__Exercise description__. Please transcribe the data that follows without the pictures, keeping every word the same.

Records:
## start

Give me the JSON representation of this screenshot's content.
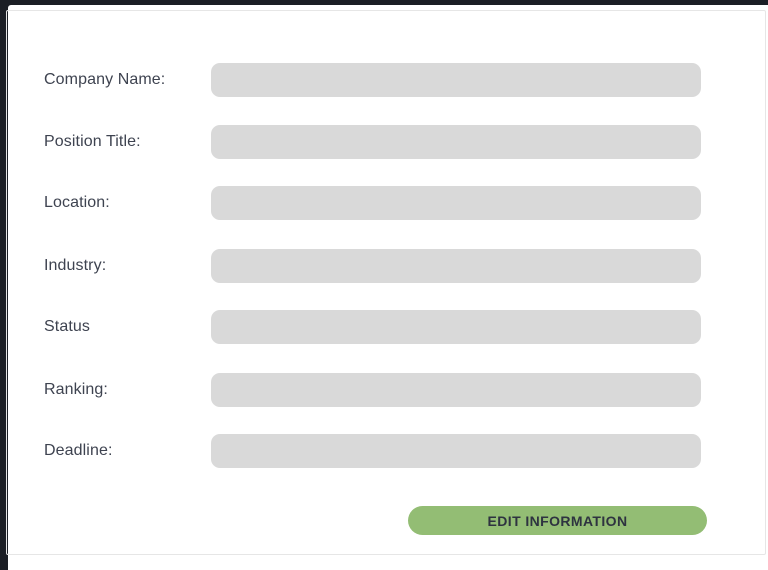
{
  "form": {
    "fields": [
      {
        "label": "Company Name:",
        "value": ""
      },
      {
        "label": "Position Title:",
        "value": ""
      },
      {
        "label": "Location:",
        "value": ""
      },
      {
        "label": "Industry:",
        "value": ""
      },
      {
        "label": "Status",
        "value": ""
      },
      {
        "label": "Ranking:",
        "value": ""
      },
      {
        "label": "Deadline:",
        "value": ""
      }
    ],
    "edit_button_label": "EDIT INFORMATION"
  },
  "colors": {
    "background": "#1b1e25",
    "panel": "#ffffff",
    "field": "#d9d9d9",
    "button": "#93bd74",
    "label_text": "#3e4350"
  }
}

## end

__Answer in full__.
Give me the JSON representation of this screenshot's content.
{
  "form": {
    "fields": [
      {
        "label": "Company Name:",
        "value": ""
      },
      {
        "label": "Position Title:",
        "value": ""
      },
      {
        "label": "Location:",
        "value": ""
      },
      {
        "label": "Industry:",
        "value": ""
      },
      {
        "label": "Status",
        "value": ""
      },
      {
        "label": "Ranking:",
        "value": ""
      },
      {
        "label": "Deadline:",
        "value": ""
      }
    ],
    "edit_button_label": "EDIT INFORMATION"
  },
  "colors": {
    "background": "#1b1e25",
    "panel": "#ffffff",
    "field": "#d9d9d9",
    "button": "#93bd74",
    "label_text": "#3e4350"
  }
}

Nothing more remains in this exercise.